» **AIM OF THE EXERCISE**
Transcribe the listing that follows in full, omitting pictures.

* start SUPPLIED MATERIAL *

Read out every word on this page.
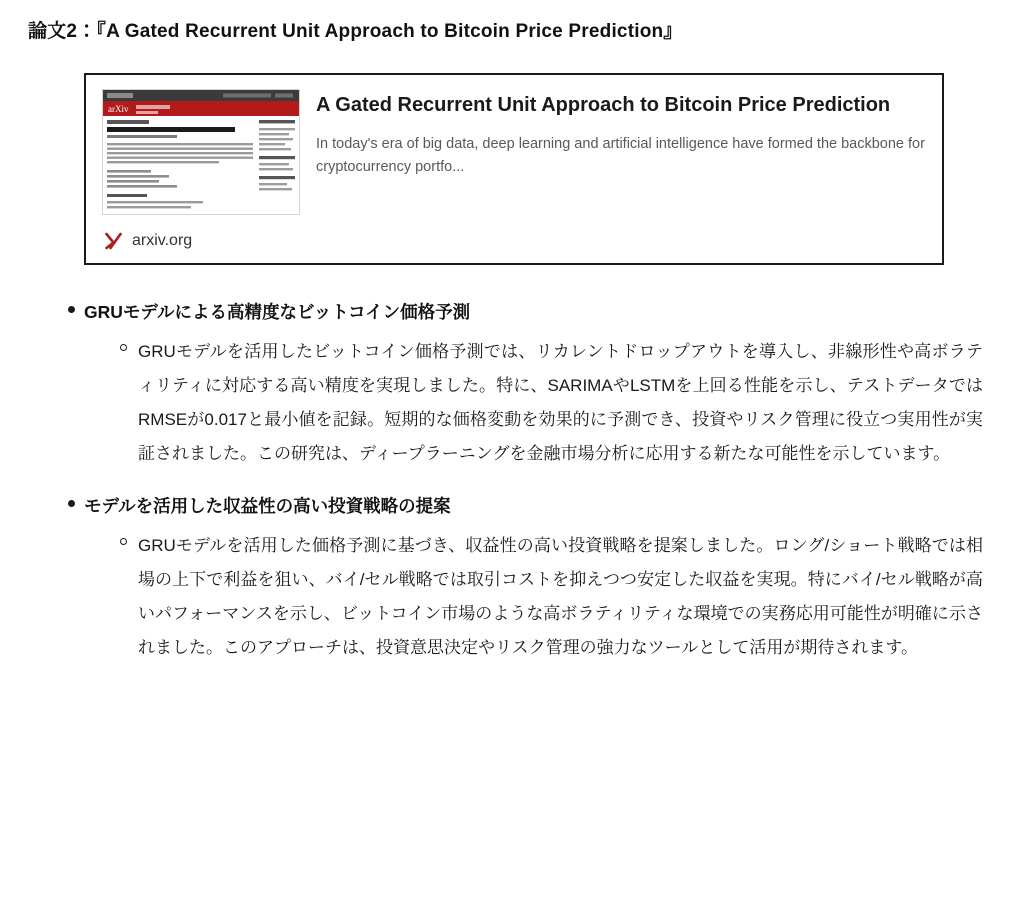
論文2：『A Gated Recurrent Unit Approach to Bitcoin Price Prediction』
arXiv	A Gated Recurrent Unit Approach to Bitcoin Price Prediction
In today's era of big data, deep learning and artificial intelligence have formed the backbone for cryptocurrency portfo...
arxiv.org
GRUモデルによる高精度なビットコイン価格予測
GRUモデルを活用したビットコイン価格予測では、リカレントドロップアウトを導入し、非線形性や高ボラティリティに対応する高い精度を実現しました。特に、SARIMAやLSTMを上回る性能を示し、テストデータではRMSEが0.017と最小値を記録。短期的な価格変動を効果的に予測でき、投資やリスク管理に役立つ実用性が実証されました。この研究は、ディープラーニングを金融市場分析に応用する新たな可能性を示しています。
モデルを活用した収益性の高い投資戦略の提案
GRUモデルを活用した価格予測に基づき、収益性の高い投資戦略を提案しました。ロング/ショート戦略では相場の上下で利益を狙い、バイ/セル戦略では取引コストを抑えつつ安定した収益を実現。特にバイ/セル戦略が高いパフォーマンスを示し、ビットコイン市場のような高ボラティリティな環境での実務応用可能性が明確に示されました。このアプローチは、投資意思決定やリスク管理の強力なツールとして活用が期待されます。
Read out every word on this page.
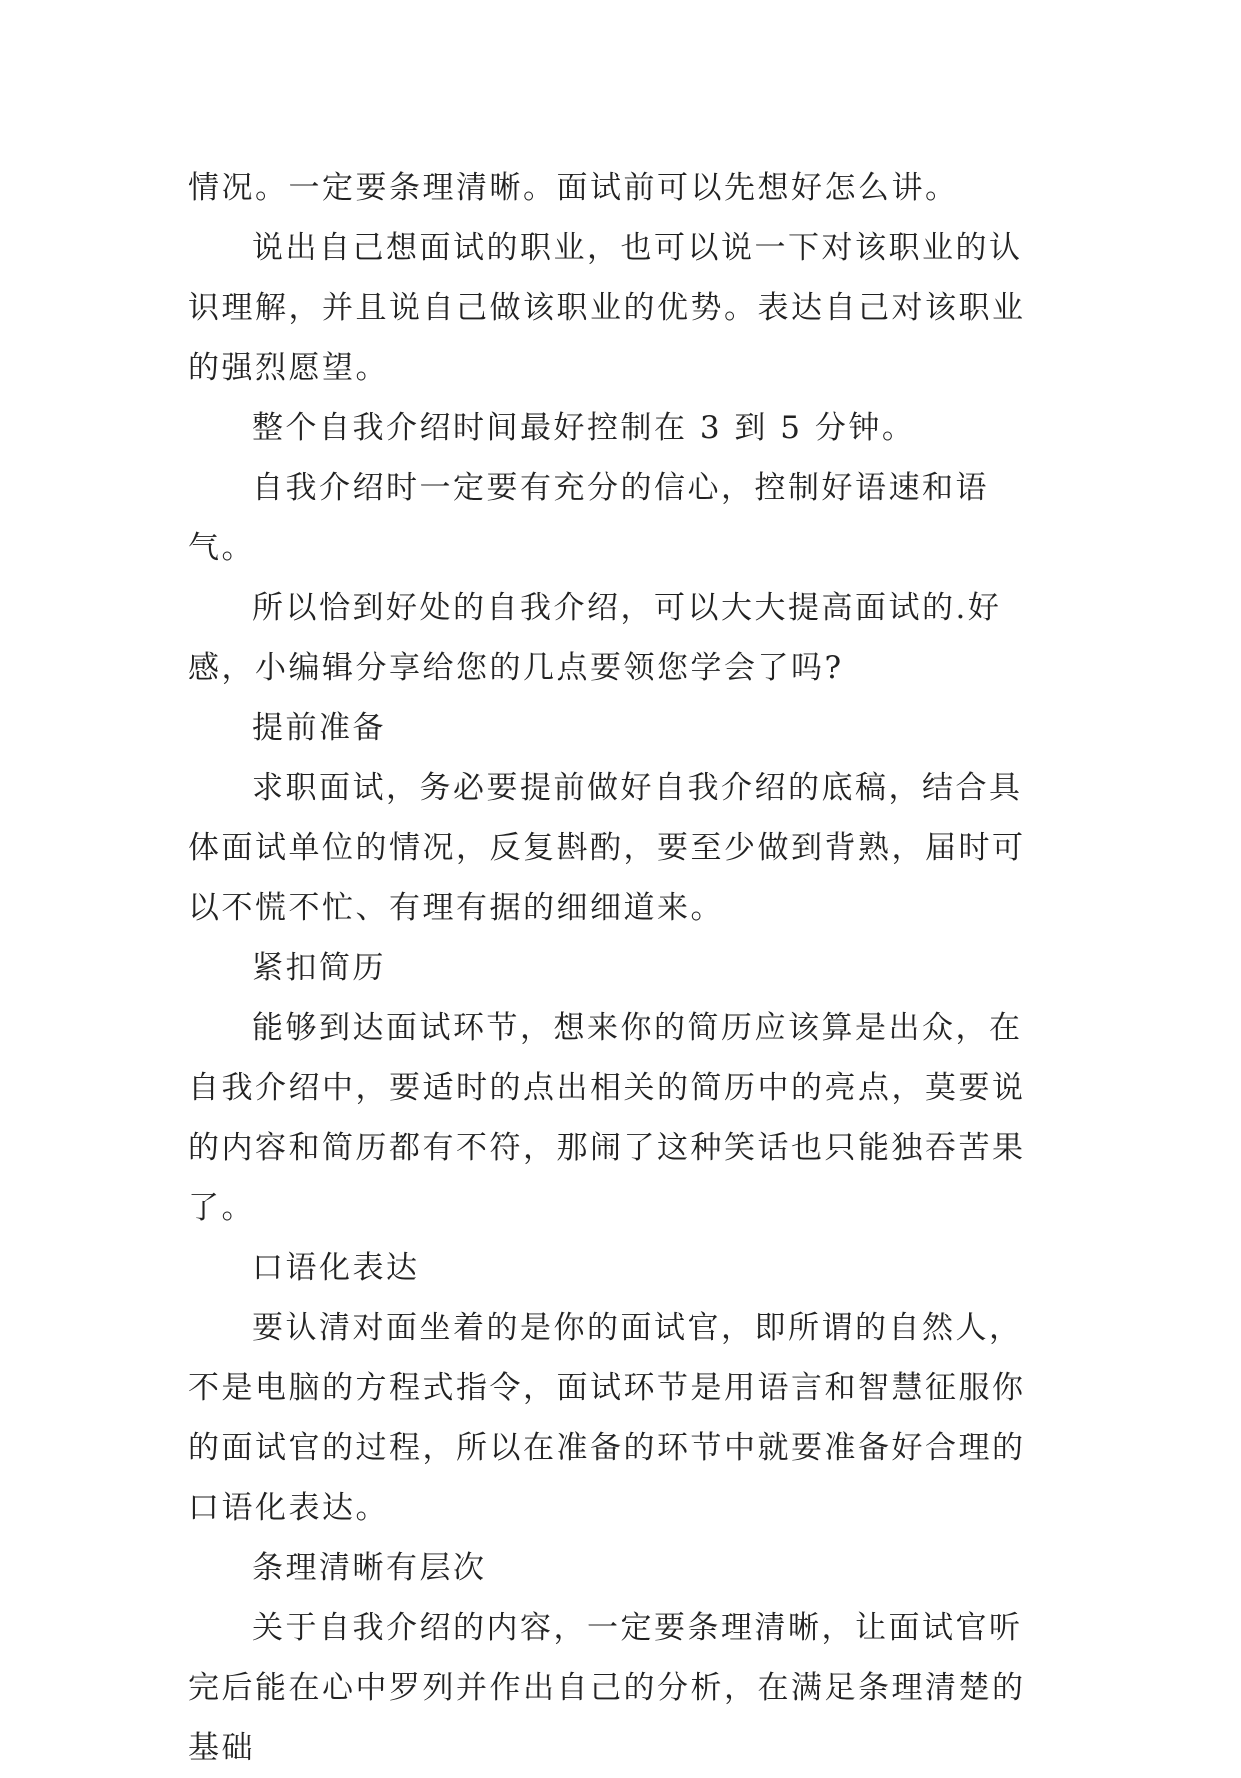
情况。一定要条理清晰。面试前可以先想好怎么讲。

说出自己想面试的职业，也可以说一下对该职业的认识理解，并且说自己做该职业的优势。表达自己对该职业的强烈愿望。

整个自我介绍时间最好控制在 3 到 5 分钟。

自我介绍时一定要有充分的信心，控制好语速和语气。

所以恰到好处的自我介绍，可以大大提高面试的.好感，小编辑分享给您的几点要领您学会了吗?

提前准备

求职面试，务必要提前做好自我介绍的底稿，结合具体面试单位的情况，反复斟酌，要至少做到背熟，届时可以不慌不忙、有理有据的细细道来。

紧扣简历

能够到达面试环节，想来你的简历应该算是出众，在自我介绍中，要适时的点出相关的简历中的亮点，莫要说的内容和简历都有不符，那闹了这种笑话也只能独吞苦果了。

口语化表达

要认清对面坐着的是你的面试官，即所谓的自然人，不是电脑的方程式指令，面试环节是用语言和智慧征服你的面试官的过程，所以在准备的环节中就要准备好合理的口语化表达。

条理清晰有层次

关于自我介绍的内容，一定要条理清晰，让面试官听完后能在心中罗列并作出自己的分析，在满足条理清楚的基础
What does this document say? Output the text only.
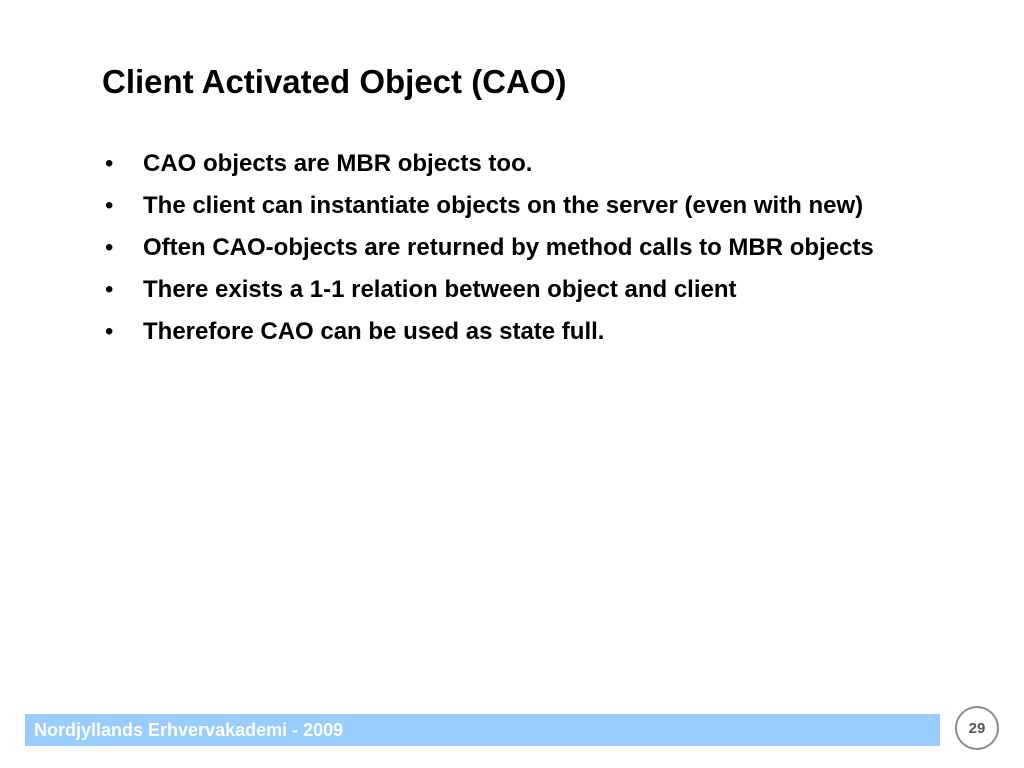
Client Activated Object (CAO)
• CAO objects are MBR objects too.
• The client can instantiate objects on the server (even with new)
• Often CAO-objects are returned by method calls to MBR objects
• There exists a 1-1 relation between object and client
• Therefore CAO can be used as state full.
Nordjyllands Erhvervakademi - 2009	29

* end SUPPLIED MATERIAL *

» **ANSWER BELOW**
Read out every word on this page.
論文2：『A Gated Recurrent Unit Approach to Bitcoin Price Prediction』
arXiv	A Gated Recurrent Unit Approach to Bitcoin Price Prediction
In today's era of big data, deep learning and artificial intelligence have formed the backbone for cryptocurrency portfo...
arxiv.org
GRUモデルによる高精度なビットコイン価格予測
GRUモデルを活用したビットコイン価格予測では、リカレントドロップアウトを導入し、非線形性や高ボラティリティに対応する高い精度を実現しました。特に、SARIMAやLSTMを上回る性能を示し、テストデータではRMSEが0.017と最小値を記録。短期的な価格変動を効果的に予測でき、投資やリスク管理に役立つ実用性が実証されました。この研究は、ディープラーニングを金融市場分析に応用する新たな可能性を示しています。
モデルを活用した収益性の高い投資戦略の提案
GRUモデルを活用した価格予測に基づき、収益性の高い投資戦略を提案しました。ロング/ショート戦略では相場の上下で利益を狙い、バイ/セル戦略では取引コストを抑えつつ安定した収益を実現。特にバイ/セル戦略が高いパフォーマンスを示し、ビットコイン市場のような高ボラティリティな環境での実務応用可能性が明確に示されました。このアプローチは、投資意思決定やリスク管理の強力なツールとして活用が期待されます。
Read out every word on this page.
情况。一定要条理清晰。面试前可以先想好怎么讲。

说出自己想面试的职业，也可以说一下对该职业的认识理解，并且说自己做该职业的优势。表达自己对该职业的强烈愿望。

整个自我介绍时间最好控制在 3 到 5 分钟。

自我介绍时一定要有充分的信心，控制好语速和语气。

所以恰到好处的自我介绍，可以大大提高面试的.好感，小编辑分享给您的几点要领您学会了吗?

提前准备

求职面试，务必要提前做好自我介绍的底稿，结合具体面试单位的情况，反复斟酌，要至少做到背熟，届时可以不慌不忙、有理有据的细细道来。

紧扣简历

能够到达面试环节，想来你的简历应该算是出众，在自我介绍中，要适时的点出相关的简历中的亮点，莫要说的内容和简历都有不符，那闹了这种笑话也只能独吞苦果了。

口语化表达

要认清对面坐着的是你的面试官，即所谓的自然人，不是电脑的方程式指令，面试环节是用语言和智慧征服你的面试官的过程，所以在准备的环节中就要准备好合理的口语化表达。

条理清晰有层次

关于自我介绍的内容，一定要条理清晰，让面试官听完后能在心中罗列并作出自己的分析，在满足条理清楚的基础
What does this document say? Output the text only.
Client Activated Object (CAO)
• CAO objects are MBR objects too.
• The client can instantiate objects on the server (even with new)
• Often CAO-objects are returned by method calls to MBR objects
• There exists a 1-1 relation between object and client
• Therefore CAO can be used as state full.
Nordjyllands Erhvervakademi - 2009	29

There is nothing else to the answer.